══ Data provided

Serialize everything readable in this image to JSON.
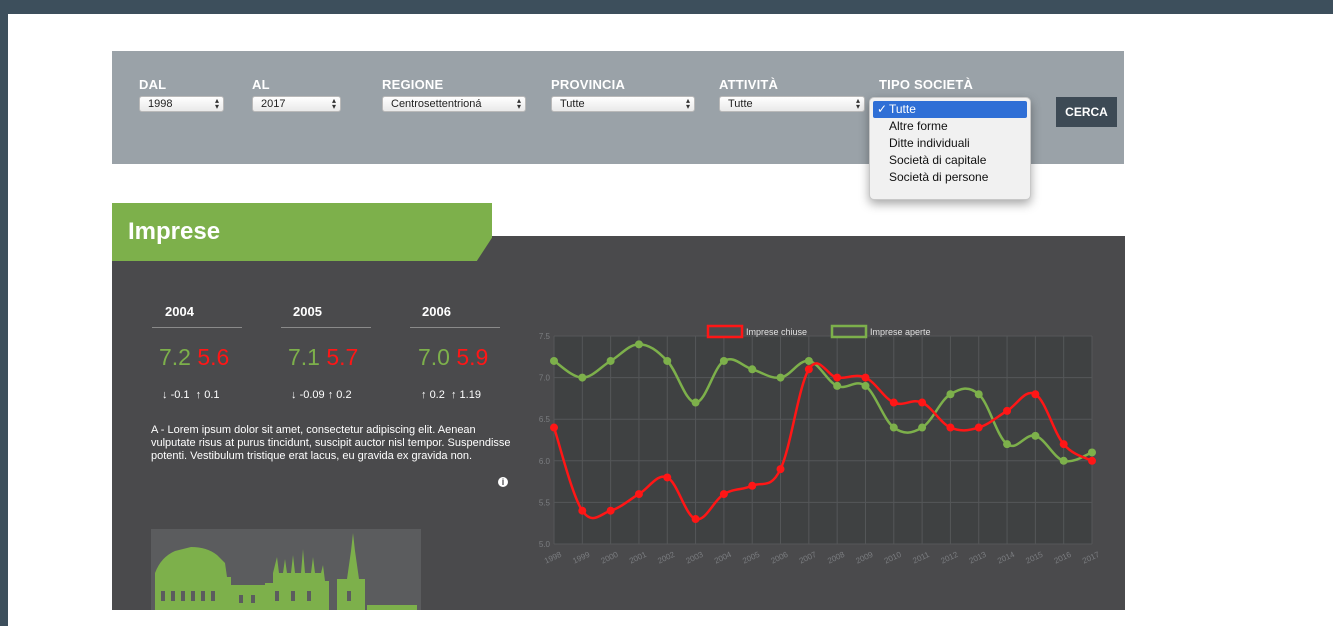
{
  "filters": {
    "dal": {
      "label": "DAL",
      "value": "1998"
    },
    "al": {
      "label": "AL",
      "value": "2017"
    },
    "regione": {
      "label": "REGIONE",
      "value": "Centrosettentrioná"
    },
    "provincia": {
      "label": "PROVINCIA",
      "value": "Tutte"
    },
    "attivita": {
      "label": "ATTIVITÀ",
      "value": "Tutte"
    },
    "tipo_societa": {
      "label": "TIPO SOCIETÀ"
    },
    "search_label": "CERCA",
    "dropdown_options": [
      "Tutte",
      "Altre forme",
      "Ditte individuali",
      "Società di capitale",
      "Società di persone"
    ],
    "dropdown_selected": "Tutte",
    "check_glyph": "✓"
  },
  "panel": {
    "title": "Imprese",
    "stats": [
      {
        "year": "2004",
        "open": "7.2",
        "closed": "5.6",
        "delta_down": "-0.1",
        "delta_up": "0.1",
        "down_arrow": "↓",
        "up_arrow": "↑"
      },
      {
        "year": "2005",
        "open": "7.1",
        "closed": "5.7",
        "delta_down": "-0.09",
        "delta_up": "0.2",
        "down_arrow": "↓",
        "up_arrow": "↑"
      },
      {
        "year": "2006",
        "open": "7.0",
        "closed": "5.9",
        "delta_down": "0.2",
        "delta_up": "1.19",
        "down_arrow": "↑",
        "up_arrow": "↑"
      }
    ],
    "description": "A - Lorem ipsum dolor sit amet, consectetur adipiscing elit. Aenean vulputate risus at purus tincidunt, suscipit auctor nisl tempor. Suspendisse potenti. Vestibulum tristique erat lacus, eu gravida ex gravida non.",
    "info_glyph": "i"
  },
  "colors": {
    "green": "#7db04b",
    "red": "#ff1616",
    "panel": "#4a4a4c",
    "filterbar": "#9aa2a8"
  },
  "chart_data": {
    "type": "line",
    "categories": [
      "1998",
      "1999",
      "2000",
      "2001",
      "2002",
      "2003",
      "2004",
      "2005",
      "2006",
      "2007",
      "2008",
      "2009",
      "2010",
      "2011",
      "2012",
      "2013",
      "2014",
      "2015",
      "2016",
      "2017"
    ],
    "series": [
      {
        "name": "Imprese chiuse",
        "color": "#ff1616",
        "values": [
          6.4,
          5.4,
          5.4,
          5.6,
          5.8,
          5.3,
          5.6,
          5.7,
          5.9,
          7.1,
          7.0,
          7.0,
          6.7,
          6.7,
          6.4,
          6.4,
          6.6,
          6.8,
          6.2,
          6.0
        ]
      },
      {
        "name": "Imprese aperte",
        "color": "#7db04b",
        "values": [
          7.2,
          7.0,
          7.2,
          7.4,
          7.2,
          6.7,
          7.2,
          7.1,
          7.0,
          7.2,
          6.9,
          6.9,
          6.4,
          6.4,
          6.8,
          6.8,
          6.2,
          6.3,
          6.0,
          6.1
        ]
      }
    ],
    "ylim": [
      5.0,
      7.5
    ],
    "yticks": [
      "5.0",
      "5.5",
      "6.0",
      "6.5",
      "7.0",
      "7.5"
    ],
    "legend": "top",
    "grid": true
  }
}
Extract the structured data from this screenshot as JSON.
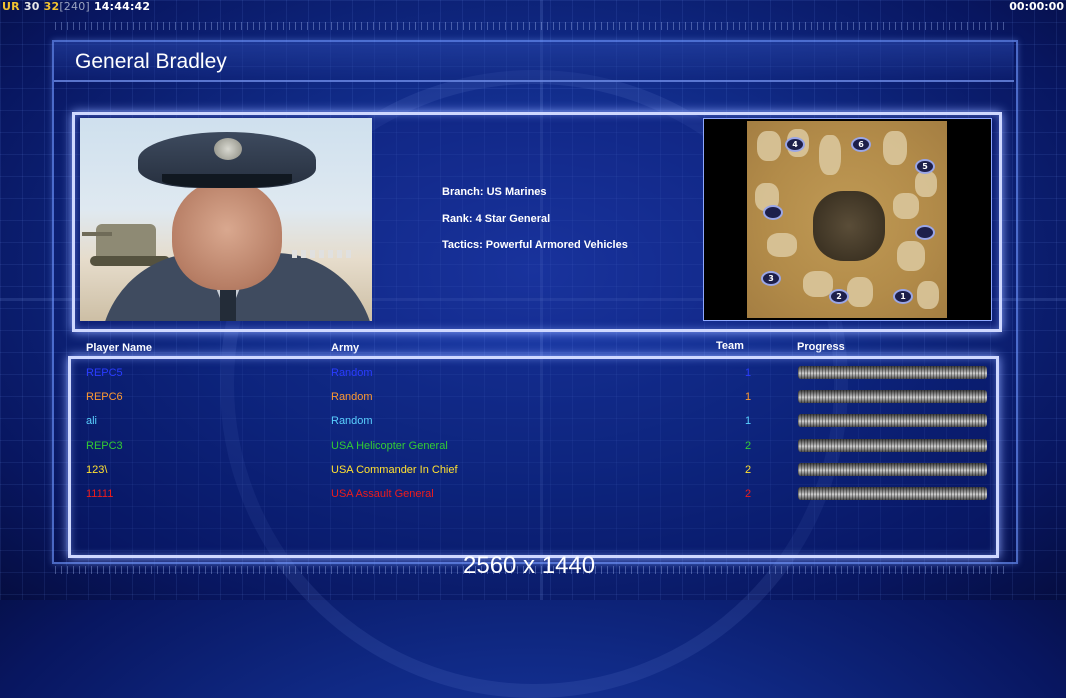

════

## Short exercise:
Your task is to repeat the material above exactly, without its pictures.

## Result below:
Serialize everything readable in this image to JSON.
{
  "filters": {
    "dal": {
      "label": "DAL",
      "value": "1998"
    },
    "al": {
      "label": "AL",
      "value": "2017"
    },
    "regione": {
      "label": "REGIONE",
      "value": "Centrosettentrioná"
    },
    "provincia": {
      "label": "PROVINCIA",
      "value": "Tutte"
    },
    "attivita": {
      "label": "ATTIVITÀ",
      "value": "Tutte"
    },
    "tipo_societa": {
      "label": "TIPO SOCIETÀ"
    },
    "search_label": "CERCA",
    "dropdown_options": [
      "Tutte",
      "Altre forme",
      "Ditte individuali",
      "Società di capitale",
      "Società di persone"
    ],
    "dropdown_selected": "Tutte",
    "check_glyph": "✓"
  },
  "panel": {
    "title": "Imprese",
    "stats": [
      {
        "year": "2004",
        "open": "7.2",
        "closed": "5.6",
        "delta_down": "-0.1",
        "delta_up": "0.1",
        "down_arrow": "↓",
        "up_arrow": "↑"
      },
      {
        "year": "2005",
        "open": "7.1",
        "closed": "5.7",
        "delta_down": "-0.09",
        "delta_up": "0.2",
        "down_arrow": "↓",
        "up_arrow": "↑"
      },
      {
        "year": "2006",
        "open": "7.0",
        "closed": "5.9",
        "delta_down": "0.2",
        "delta_up": "1.19",
        "down_arrow": "↑",
        "up_arrow": "↑"
      }
    ],
    "description": "A - Lorem ipsum dolor sit amet, consectetur adipiscing elit. Aenean vulputate risus at purus tincidunt, suscipit auctor nisl tempor. Suspendisse potenti. Vestibulum tristique erat lacus, eu gravida ex gravida non.",
    "info_glyph": "i"
  },
  "colors": {
    "green": "#7db04b",
    "red": "#ff1616",
    "panel": "#4a4a4c",
    "filterbar": "#9aa2a8"
  },
  "chart_data": {
    "type": "line",
    "categories": [
      "1998",
      "1999",
      "2000",
      "2001",
      "2002",
      "2003",
      "2004",
      "2005",
      "2006",
      "2007",
      "2008",
      "2009",
      "2010",
      "2011",
      "2012",
      "2013",
      "2014",
      "2015",
      "2016",
      "2017"
    ],
    "series": [
      {
        "name": "Imprese chiuse",
        "color": "#ff1616",
        "values": [
          6.4,
          5.4,
          5.4,
          5.6,
          5.8,
          5.3,
          5.6,
          5.7,
          5.9,
          7.1,
          7.0,
          7.0,
          6.7,
          6.7,
          6.4,
          6.4,
          6.6,
          6.8,
          6.2,
          6.0
        ]
      },
      {
        "name": "Imprese aperte",
        "color": "#7db04b",
        "values": [
          7.2,
          7.0,
          7.2,
          7.4,
          7.2,
          6.7,
          7.2,
          7.1,
          7.0,
          7.2,
          6.9,
          6.9,
          6.4,
          6.4,
          6.8,
          6.8,
          6.2,
          6.3,
          6.0,
          6.1
        ]
      }
    ],
    "ylim": [
      5.0,
      7.5
    ],
    "yticks": [
      "5.0",
      "5.5",
      "6.0",
      "6.5",
      "7.0",
      "7.5"
    ],
    "legend": "top",
    "grid": true
  }
}
Extract the structured data from this screenshot as JSON.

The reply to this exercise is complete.